# Ch. 7: Hypothesis and Inference
Notes on "Data Science from Scratch" by Joel Grus

In [34]:
import math
import random

import numpy as np

## Statistical Hypothesis Testing
Example hypotheses:
- "this coin is fair"
- "data scientists prefer Python to R"
- "people are more likely to navigate away from the page without ever reading the content if we pop up an irritating interstitial advertisement with a tiny, hard-to-find close button"

Let's define:
- $H_0$: **null hypothesis** that represents the "default" position
- $H_1$: **alternative hypothesis** that we'll compare $H_0$ with

We'll use statistics to decide whether we can reject the null hypothesis ($H_0$) or not.

## Example: Flipping a Coin
"1." **Identify a question or problem**: We have a coin and want to test whether it's fair.
    - $p$: probability that the coin lands on heads
    - $H_0$: the coin **is** fair ($\,p = 0.5$)
    - $H_1$: the coin **is not** fair ($\,p \ne 0.5$)
    
    
"2." **Collect relevant data on the topic**: We flip the coin some number $n$ times and count the number of heads $X$.
    - If we assume that each flip of the coin has only two possible outcomes, that the probability of getting heads is the same for each flip, and that the flips are independent of each other, then we can treat each coin flip as a *Bernoulli trial*.
    - Thus, $X$ is a binomial random variable.
    - Thus, we can approximate $X$ using the normal distribution.

In [14]:
def normal_approximation_to_binomial(n, p):
    """finds mu and sigma corresponding to a Binomial(n, p)"""
    mu = p * n
    sigma = math.sqrt(p * (1 - p) * n)
    return mu, sigma

In [16]:
def normal_cdf(x, mu=0, sigma=1):
    return (1 + math.erf((x - mu) / math.sqrt(2) / sigma)) / 2

# the normal cdf _is_ the probability the variable is below a threshold
normal_probability_below = normal_cdf

# it's above the threshold if it's not below the threshold
def normal_probability_above(lo, mu=0, sigma=1):
    return 1 - normal_cdf(lo, mu, sigma)

# it's between if it's less than hi, but not less than lo
def normal_probability_between(lo, hi, mu=0, sigma=1):
    return normal_cdf(hi, mu, sigma) - normal_cdf(lo, mu, sigma)

# it's outside if it's not between
def normal_probability_outside(lo, hi, mu=0, sigma=1):
    return 1 - normal_probability_between(lo, hi, mu, sigma)

In [21]:
def inverse_normal_cdf(p, mu=0, sigma=1, tolerance=0.00001):
    """find approximate inverse using binary search"""
    
    # if not standard, compute standard and rescale
    if mu != 0 or sigma != 1:
        return mu + sigma * inverse_normal_cdf(p, tolerance=tolerance)
    
    low_z, low_p = -10.0, 0           # normal_cdf(-10) is (very close to) 0
    hi_z, hi_p   =  10.0, 1           # normal_cdf(10) is (very close to) 1
    while hi_z - low_z > tolerance:
        mid_z = (low_z + hi_z) / 2    # consider the midpoint
        mid_p = normal_cdf(mid_z)     # and the cdf's value there
        if mid_p < p:
            # midpoint is still too low, search above it
            low_z, low_p = mid_z, mid_p
        elif mid_p > p:
            # midpoint is still too high, search below it
            hi_z, hi_p = mid_z, mid_p
        else:
            break
            
    return mid_z

def normal_upper_bound(probability, mu=0, sigma=1):
    """returns the z for which P(Z <= z) = probability"""

DATASET CONTENT =>
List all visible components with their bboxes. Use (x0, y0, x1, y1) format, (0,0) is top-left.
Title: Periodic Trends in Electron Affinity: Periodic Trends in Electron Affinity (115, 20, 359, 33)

SHORT TASK => Carry the notes on hypothesis testing forward from the point at which they end.

WRITTEN ANSWER =>
    return inverse_normal_cdf(probability, mu, sigma)

def normal_lower_bound(probability, mu=0, sigma=1):
    """returns the z for which P(Z >= z) = probability"""
    return inverse_normal_cdf(1 - probability, mu, sigma)

def normal_two_sided_bounds(probability, mu=0, sigma=1):
    """returns the symmetric (about the mean) bounds
    that contain the specified probability"""
    tail_probability = (1 - probability) / 2
    
    # upper bound should have tail_probability above it
    upper_bound = normal_lower_bound(tail_probability, mu, sigma)
    
    # lower bound should have tail_probability below it
    lower_bound = normal_upper_bound(tail_probability, mu, sigma)
    
    return lower_bound, upper_bound

"3." **Analyze the data (perform tests)**

In [24]:
mu_0, sigma_0 = normal_approximation_to_binomial(1000, 0.5)
print("mu_0 =", mu_0)
print("sigma_0 =", sigma_0)

mu_0 = 500.0
sigma_0 = 15.811388300841896


In [23]:
normal_two_sided_bounds(0.95, mu_0, sigma_0)

(469.01026640487555, 530.9897335951244)

In [25]:
# 95% bounds based on assumption p is 0.5
lo, hi = normal_two_sided_bounds(0.95, mu_0, sigma_0)

# actual mu and sigma based on p = 0.55
mu_1, sigma_1 = normal_approximation_to_binomial(1000, 0.55)

# a type 2 error means we fail to reject th enull hypothesis
# which will happen when X is still in our original interval
type_2_probability = normal_probability_between(lo, hi, mu_1, sigma_1)
power = 1 - type_2_probability

power

0.8865480012953671

In [27]:
hi = normal_upper_bound(0.95, mu_0, sigma_0)
hi
# is < 531, since we need more probability in the upper tail

526.0073585242053

In [28]:
type_2_probability = normal_probability_below(hi, mu_1, sigma_1)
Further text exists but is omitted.